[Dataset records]
=-=-=-=-=
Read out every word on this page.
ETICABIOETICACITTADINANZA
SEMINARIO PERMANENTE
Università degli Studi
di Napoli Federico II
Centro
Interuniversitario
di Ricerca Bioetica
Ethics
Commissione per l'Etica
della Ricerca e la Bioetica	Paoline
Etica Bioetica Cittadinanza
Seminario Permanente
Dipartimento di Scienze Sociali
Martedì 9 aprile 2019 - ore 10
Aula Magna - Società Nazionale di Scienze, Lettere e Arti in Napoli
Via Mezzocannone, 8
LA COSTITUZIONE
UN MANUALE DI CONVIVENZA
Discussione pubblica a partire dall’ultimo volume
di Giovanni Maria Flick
=-=-=-=-=
» **INSTRUCTIONS TO FOLLOW**: Reproduce the records in full, exactly as written.

» **SOLUTION**:
Read out every word on this page.
ETICABIOETICACITTADINANZA
SEMINARIO PERMANENTE
Università degli Studi
di Napoli Federico II
Centro
Interuniversitario
di Ricerca Bioetica
Ethics
Commissione per l'Etica
della Ricerca e la Bioetica	Paoline
Etica Bioetica Cittadinanza
Seminario Permanente
Dipartimento di Scienze Sociali
Martedì 9 aprile 2019 - ore 10
Aula Magna - Società Nazionale di Scienze, Lettere e Arti in Napoli
Via Mezzocannone, 8
LA COSTITUZIONE
UN MANUALE DI CONVIVENZA
Discussione pubblica a partire dall’ultimo volume
di Giovanni Maria Flick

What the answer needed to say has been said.